In the entries, find all lines that hold the word "category" and copy them.
## start Provided entries
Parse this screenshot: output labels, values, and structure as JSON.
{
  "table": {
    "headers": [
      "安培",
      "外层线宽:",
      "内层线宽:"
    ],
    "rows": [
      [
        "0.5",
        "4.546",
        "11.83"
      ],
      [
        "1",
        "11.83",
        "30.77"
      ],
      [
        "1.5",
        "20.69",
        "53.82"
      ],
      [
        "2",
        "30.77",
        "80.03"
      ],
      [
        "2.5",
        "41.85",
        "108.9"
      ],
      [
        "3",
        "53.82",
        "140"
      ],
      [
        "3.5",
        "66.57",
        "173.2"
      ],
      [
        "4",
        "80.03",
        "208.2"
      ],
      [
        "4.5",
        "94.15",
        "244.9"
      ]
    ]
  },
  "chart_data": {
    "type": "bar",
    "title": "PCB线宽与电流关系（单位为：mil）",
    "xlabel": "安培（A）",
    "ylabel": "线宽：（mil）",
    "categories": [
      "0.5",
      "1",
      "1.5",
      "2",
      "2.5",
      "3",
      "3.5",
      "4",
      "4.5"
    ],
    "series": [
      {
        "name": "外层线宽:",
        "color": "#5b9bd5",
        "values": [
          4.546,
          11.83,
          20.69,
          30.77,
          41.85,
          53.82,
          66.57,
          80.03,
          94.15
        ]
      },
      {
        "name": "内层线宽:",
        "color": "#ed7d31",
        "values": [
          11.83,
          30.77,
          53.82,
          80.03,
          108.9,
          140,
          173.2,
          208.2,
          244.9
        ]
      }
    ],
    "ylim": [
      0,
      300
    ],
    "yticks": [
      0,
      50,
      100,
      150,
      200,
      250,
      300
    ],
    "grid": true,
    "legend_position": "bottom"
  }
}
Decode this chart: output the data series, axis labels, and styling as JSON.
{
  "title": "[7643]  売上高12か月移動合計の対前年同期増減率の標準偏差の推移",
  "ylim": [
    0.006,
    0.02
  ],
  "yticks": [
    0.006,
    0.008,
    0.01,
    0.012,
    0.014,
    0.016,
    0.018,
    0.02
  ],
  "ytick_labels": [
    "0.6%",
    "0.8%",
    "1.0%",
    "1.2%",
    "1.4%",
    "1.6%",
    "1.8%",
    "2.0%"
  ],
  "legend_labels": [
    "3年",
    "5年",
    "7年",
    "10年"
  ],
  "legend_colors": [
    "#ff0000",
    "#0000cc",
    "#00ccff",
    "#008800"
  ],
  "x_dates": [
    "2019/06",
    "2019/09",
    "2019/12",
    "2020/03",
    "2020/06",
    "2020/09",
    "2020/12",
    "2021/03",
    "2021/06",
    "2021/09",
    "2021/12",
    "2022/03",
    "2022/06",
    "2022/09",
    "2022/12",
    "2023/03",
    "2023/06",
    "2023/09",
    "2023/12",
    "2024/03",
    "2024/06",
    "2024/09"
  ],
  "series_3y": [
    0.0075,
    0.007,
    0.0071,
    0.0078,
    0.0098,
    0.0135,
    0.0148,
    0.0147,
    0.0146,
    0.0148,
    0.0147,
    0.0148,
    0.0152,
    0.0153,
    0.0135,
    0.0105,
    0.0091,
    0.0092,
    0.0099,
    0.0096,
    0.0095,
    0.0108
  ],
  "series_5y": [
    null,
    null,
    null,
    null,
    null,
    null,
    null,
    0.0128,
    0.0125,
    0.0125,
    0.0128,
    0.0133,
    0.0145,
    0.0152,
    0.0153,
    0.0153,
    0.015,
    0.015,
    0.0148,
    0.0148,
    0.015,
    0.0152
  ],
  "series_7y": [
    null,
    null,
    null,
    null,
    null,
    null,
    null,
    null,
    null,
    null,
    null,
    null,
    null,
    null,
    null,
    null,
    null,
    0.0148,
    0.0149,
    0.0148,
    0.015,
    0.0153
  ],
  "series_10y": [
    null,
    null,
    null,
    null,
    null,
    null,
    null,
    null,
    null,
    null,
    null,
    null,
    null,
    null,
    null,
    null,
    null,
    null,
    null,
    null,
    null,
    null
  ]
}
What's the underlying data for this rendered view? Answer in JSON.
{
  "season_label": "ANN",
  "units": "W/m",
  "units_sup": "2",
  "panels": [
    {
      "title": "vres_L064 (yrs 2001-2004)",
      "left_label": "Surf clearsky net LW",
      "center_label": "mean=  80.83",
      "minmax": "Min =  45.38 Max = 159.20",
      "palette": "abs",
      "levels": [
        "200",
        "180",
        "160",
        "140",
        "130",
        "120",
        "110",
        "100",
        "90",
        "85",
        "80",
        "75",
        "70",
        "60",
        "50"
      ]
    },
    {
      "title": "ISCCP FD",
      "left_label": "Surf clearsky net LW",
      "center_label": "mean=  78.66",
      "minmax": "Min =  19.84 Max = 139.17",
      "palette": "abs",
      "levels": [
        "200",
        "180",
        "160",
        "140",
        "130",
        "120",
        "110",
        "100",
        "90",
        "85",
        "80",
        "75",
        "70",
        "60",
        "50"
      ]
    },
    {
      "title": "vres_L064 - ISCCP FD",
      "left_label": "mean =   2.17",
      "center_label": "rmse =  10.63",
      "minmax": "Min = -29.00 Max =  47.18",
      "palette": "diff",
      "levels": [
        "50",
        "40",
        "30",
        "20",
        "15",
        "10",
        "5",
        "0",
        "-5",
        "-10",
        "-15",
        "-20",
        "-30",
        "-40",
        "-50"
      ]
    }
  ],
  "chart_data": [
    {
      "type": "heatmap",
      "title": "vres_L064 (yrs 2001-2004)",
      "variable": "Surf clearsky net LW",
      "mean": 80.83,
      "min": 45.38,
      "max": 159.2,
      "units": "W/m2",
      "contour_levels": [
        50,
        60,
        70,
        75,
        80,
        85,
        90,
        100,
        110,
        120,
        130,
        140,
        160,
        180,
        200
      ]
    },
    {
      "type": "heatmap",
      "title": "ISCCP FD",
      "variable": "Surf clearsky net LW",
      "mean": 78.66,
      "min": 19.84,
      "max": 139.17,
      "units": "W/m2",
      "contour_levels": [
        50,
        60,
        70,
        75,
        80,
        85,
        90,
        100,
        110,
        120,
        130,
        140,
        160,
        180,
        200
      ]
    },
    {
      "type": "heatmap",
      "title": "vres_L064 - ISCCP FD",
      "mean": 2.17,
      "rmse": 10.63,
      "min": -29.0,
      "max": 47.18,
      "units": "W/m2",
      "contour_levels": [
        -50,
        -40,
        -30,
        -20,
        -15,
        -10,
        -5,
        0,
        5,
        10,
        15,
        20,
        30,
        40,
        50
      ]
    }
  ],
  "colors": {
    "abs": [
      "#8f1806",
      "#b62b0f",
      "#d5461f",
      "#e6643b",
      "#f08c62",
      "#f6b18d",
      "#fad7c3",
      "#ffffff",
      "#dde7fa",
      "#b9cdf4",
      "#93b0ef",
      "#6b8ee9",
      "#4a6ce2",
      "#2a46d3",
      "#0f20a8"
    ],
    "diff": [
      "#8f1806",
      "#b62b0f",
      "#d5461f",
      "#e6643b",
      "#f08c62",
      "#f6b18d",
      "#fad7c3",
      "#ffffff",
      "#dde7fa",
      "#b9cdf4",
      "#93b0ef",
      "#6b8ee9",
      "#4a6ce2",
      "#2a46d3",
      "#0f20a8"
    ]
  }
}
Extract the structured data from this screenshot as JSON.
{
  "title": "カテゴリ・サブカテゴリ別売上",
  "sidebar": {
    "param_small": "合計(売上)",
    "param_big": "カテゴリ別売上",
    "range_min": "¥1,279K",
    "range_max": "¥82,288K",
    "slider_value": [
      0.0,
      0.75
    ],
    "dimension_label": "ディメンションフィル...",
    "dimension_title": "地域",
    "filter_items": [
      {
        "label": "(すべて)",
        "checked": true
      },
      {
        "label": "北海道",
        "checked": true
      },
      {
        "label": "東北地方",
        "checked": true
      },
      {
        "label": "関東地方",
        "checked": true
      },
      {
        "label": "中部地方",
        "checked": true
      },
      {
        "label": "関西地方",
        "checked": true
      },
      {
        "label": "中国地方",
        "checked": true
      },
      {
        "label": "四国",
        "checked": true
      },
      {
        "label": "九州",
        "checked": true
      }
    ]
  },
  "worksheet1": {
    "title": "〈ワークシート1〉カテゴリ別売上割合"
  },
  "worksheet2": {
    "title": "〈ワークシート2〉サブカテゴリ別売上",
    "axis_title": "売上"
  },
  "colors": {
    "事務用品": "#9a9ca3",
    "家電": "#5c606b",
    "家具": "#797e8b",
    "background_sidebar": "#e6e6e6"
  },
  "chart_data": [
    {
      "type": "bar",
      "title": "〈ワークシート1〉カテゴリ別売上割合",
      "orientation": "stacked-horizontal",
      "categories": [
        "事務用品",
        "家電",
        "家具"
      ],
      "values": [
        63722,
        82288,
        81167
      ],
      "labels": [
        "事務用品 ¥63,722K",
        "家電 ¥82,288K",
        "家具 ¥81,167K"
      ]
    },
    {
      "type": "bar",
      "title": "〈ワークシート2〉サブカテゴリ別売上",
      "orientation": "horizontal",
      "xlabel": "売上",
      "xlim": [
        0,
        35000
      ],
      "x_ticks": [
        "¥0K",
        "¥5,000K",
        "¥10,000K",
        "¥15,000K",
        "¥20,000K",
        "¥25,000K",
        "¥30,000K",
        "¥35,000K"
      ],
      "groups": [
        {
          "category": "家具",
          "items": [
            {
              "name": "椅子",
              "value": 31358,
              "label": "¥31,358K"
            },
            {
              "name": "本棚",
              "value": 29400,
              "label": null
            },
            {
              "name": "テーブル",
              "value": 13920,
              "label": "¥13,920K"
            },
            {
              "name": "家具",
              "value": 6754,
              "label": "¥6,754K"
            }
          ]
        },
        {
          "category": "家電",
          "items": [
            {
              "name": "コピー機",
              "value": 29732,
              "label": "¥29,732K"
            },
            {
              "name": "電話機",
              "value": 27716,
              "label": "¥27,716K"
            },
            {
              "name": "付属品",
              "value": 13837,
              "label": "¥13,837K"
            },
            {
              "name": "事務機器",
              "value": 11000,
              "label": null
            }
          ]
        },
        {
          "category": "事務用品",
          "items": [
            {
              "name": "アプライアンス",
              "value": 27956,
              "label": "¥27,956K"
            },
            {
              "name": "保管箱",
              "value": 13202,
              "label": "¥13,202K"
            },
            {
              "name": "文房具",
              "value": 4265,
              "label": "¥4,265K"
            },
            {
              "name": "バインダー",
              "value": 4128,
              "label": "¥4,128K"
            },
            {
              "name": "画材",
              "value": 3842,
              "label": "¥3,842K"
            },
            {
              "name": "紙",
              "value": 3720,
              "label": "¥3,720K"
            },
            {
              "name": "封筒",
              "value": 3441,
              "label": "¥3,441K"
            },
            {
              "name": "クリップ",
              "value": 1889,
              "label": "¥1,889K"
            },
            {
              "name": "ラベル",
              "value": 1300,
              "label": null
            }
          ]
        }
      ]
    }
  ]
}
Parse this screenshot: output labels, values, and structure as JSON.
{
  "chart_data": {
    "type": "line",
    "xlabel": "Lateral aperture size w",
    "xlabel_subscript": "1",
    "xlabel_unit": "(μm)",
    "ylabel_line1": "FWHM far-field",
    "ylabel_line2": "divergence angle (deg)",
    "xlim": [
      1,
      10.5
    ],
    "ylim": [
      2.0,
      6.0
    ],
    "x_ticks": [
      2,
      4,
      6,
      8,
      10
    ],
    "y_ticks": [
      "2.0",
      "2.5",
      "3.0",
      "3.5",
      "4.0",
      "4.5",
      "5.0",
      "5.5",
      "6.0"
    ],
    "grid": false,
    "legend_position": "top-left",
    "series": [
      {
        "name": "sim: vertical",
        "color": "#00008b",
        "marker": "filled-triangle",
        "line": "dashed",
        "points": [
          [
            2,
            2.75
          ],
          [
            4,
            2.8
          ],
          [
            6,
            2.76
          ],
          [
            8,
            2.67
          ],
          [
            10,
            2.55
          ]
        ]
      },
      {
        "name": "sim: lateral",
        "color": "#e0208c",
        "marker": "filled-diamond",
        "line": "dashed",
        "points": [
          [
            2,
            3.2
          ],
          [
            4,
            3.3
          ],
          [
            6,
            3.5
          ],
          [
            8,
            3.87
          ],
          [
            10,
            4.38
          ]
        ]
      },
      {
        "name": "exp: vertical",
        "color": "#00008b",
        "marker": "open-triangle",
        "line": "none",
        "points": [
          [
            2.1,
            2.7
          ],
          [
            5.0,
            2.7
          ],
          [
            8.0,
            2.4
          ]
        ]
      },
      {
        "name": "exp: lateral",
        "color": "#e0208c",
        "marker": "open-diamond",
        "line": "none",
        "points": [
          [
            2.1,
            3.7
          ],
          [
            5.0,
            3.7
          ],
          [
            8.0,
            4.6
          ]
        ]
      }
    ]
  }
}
## end Provided entries
[Written response]
          "category": "家具",
          "category": "家電",
          "category": "事務用品",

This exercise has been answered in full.